Extracted information:
* * *
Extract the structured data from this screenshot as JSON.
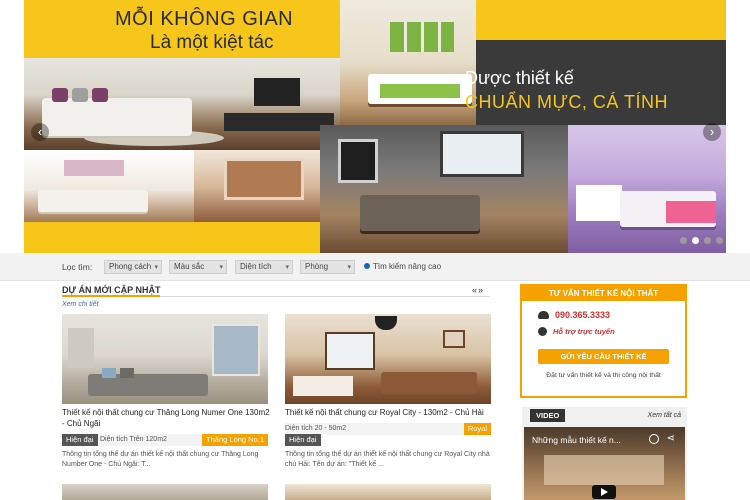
{
  "hero": {
    "headline_line1": "MỖI KHÔNG GIAN",
    "headline_line2": "Là một kiệt tác",
    "tagline_line1": "Được thiết kế",
    "tagline_line2": "CHUẨN MỰC, CÁ TÍNH",
    "prev_icon": "chevron-left-icon",
    "next_icon": "chevron-right-icon",
    "prev_glyph": "‹",
    "next_glyph": "›",
    "slide_count": 4,
    "active_slide": 1
  },
  "filter_bar": {
    "label": "Lọc tìm:",
    "selects": [
      {
        "value": "Phong cách"
      },
      {
        "value": "Màu sắc"
      },
      {
        "value": "Diện tích"
      },
      {
        "value": "Phòng"
      }
    ],
    "advanced_search": "Tìm kiếm nâng cao"
  },
  "projects": {
    "section_title": "DỰ ÁN MỚI CẬP NHẬT",
    "view_all": "Xem chi tiết",
    "nav_arrows": "«»",
    "cards": [
      {
        "title": "Thiết kế nội thất chung cư Thăng Long Numer One 130m2 - Chủ Ngãi",
        "style_badge": "Hiện đại",
        "area": "Diện tích Trên 120m2",
        "project_badge": "Thăng Long No.1",
        "description": "Thông tin tổng thể dự án thiết kế nội thất chung cư Thăng Long Number One - Chủ Ngãi: T..."
      },
      {
        "title": "Thiết kế nội thất chung cư Royal City - 130m2 - Chủ Hải",
        "style_badge": "Hiện đại",
        "area": "Diện tích 20 - 50m2",
        "project_badge": "Royal",
        "description": "Thông tin tổng thể dự án thiết kế nội thất chung cư Royal City nhà chủ Hải: Tên dự án: \"Thiết kế ..."
      }
    ]
  },
  "consult": {
    "title": "TƯ VẤN THIẾT KẾ NỘI THẤT",
    "phone": "090.365.3333",
    "support": "Hỗ trợ trực tuyến",
    "button": "GỬI YÊU CẦU THIẾT KẾ",
    "note": "Đặt tư vấn thiết kế và thi công nội thất"
  },
  "video": {
    "tab": "VIDEO",
    "view_all": "Xem tất cả",
    "title": "Những mẫu thiết kế n..."
  },
  "colors": {
    "accent": "#f5a200",
    "hero_yellow": "#f6c61a",
    "phone_red": "#d32f2f"
  }
}
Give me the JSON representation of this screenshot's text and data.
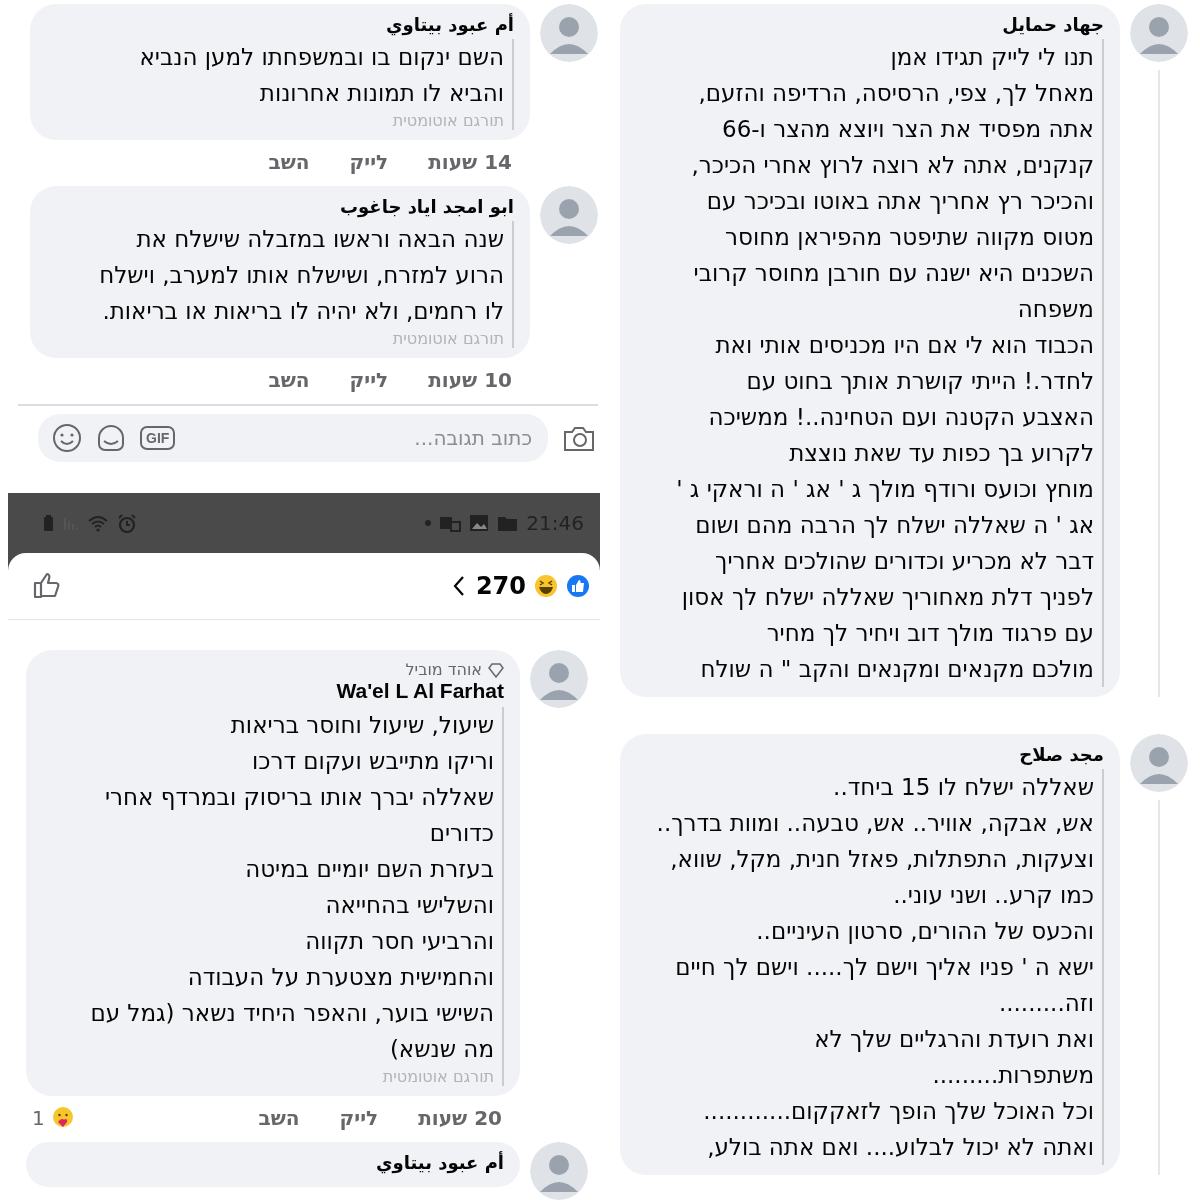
{
  "panels": [
    {
      "kind": "comments",
      "comments": [
        {
          "name": "أم عبود بيتاوي",
          "text": "השם ינקום בו ובמשפחתו למען הנביא\nוהביא לו תמונות אחרונות",
          "translation": "תורגם אוטומטית",
          "time": "14 שעות",
          "like": "לייק",
          "reply": "השב",
          "threaded": false
        },
        {
          "name": "ابو امجد اياد جاغوب",
          "text": "שנה הבאה וראשו במזבלה שישלח את\nהרוע למזרח, ושישלח אותו למערב, וישלח\nלו רחמים, ולא יהיה לו בריאות או בריאות.",
          "translation": "תורגם אוטומטית",
          "time": "10 שעות",
          "like": "לייק",
          "reply": "השב",
          "threaded": false
        }
      ],
      "composer": {
        "placeholder": "כתוב תגובה...",
        "gif": "GIF"
      }
    },
    {
      "kind": "reactions_sheet",
      "status_bar": {
        "time": "21:46"
      },
      "reaction_count": "270",
      "comments": [
        {
          "badge": "אוהד מוביל",
          "name": "Wa'el L Al Farhat",
          "text": "שיעול, שיעול וחוסר בריאות\nוריקו מתייבש ועקום דרכו\nשאללה יברך אותו בריסוק ובמרדף אחרי\nכדורים\nבעזרת השם יומיים במיטה\nוהשלישי בהחייאה\nוהרביעי חסר תקווה\nוהחמישית מצטערת על העבודה\nהשישי בוער, והאפר היחיד נשאר (גמל עם\nמה שנשא)",
          "translation": "תורגם אוטומטית",
          "time": "20 שעות",
          "like": "לייק",
          "reply": "השב",
          "reactions": "1",
          "threaded": false
        },
        {
          "name": "أم عبود بيتاوي",
          "threaded": false
        }
      ]
    },
    {
      "kind": "comments",
      "comments": [
        {
          "name": "جهاد حمايل",
          "text": "תנו לי לייק תגידו אמן\nמאחל לך, צפי, הרסיסה, הרדיפה והזעם,\nאתה מפסיד את הצר ויוצא מהצר ו-66\nקנקנים, אתה לא רוצה לרוץ אחרי הכיכר,\nוהכיכר רץ אחריך אתה באוטו ובכיכר עם\nמטוס מקווה שתיפטר מהפיראן מחוסר\nהשכנים היא ישנה עם חורבן מחוסר קרובי\nמשפחה\nהכבוד הוא לי אם היו מכניסים אותי ואת\nלחדר.! הייתי קושרת אותך בחוט עם\nהאצבע הקטנה ועם הטחינה..! ממשיכה\nלקרוע בך כפות עד שאת נוצצת\nמוחץ וכועס ורודף מולך ג ' אג ' ה וראקי ג '\nאג ' ה שאללה ישלח לך הרבה מהם ושום\nדבר לא מכריע וכדורים שהולכים אחריך\nלפניך דלת מאחוריך שאללה ישלח לך אסון\nעם פרגוד מולך דוב ויחיר לך מחיר\nמולכם מקנאים ומקנאים והקב \" ה שולח",
          "threaded": true
        }
      ]
    },
    {
      "kind": "comments",
      "comments": [
        {
          "name": "مجد صلاح",
          "text": "שאללה ישלח לו 15 ביחד..\nאש, אבקה, אוויר.. אש, טבעה.. ומוות בדרך..\nוצעקות, התפתלות, פאזל חנית, מקל, שווא,\nכמו קרע.. ושני עוני..\nוהכעס של ההורים, סרטון העיניים..\nישא ה ' פניו אליך וישם לך..... וישם לך חיים\nוזה.........\nואת רועדת והרגליים שלך לא\nמשתפרות.........\nוכל האוכל שלך הופך לזאקקום............\nואתה לא יכול לבלוע.... ואם אתה בולע,",
          "threaded": true
        }
      ]
    }
  ]
}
* * *
Where a line holds "Thăng", copy it out.

Exercise response:
        "title": "Thiết kế nội thất chung cư Thăng Long Numer One 130m2 - Chủ Ngãi",
        "project_badge": "Thăng Long No.1",
        "description": "Thông tin tổng thể dự án thiết kế nội thất chung cư Thăng Long Number One - Chủ Ngãi: T..."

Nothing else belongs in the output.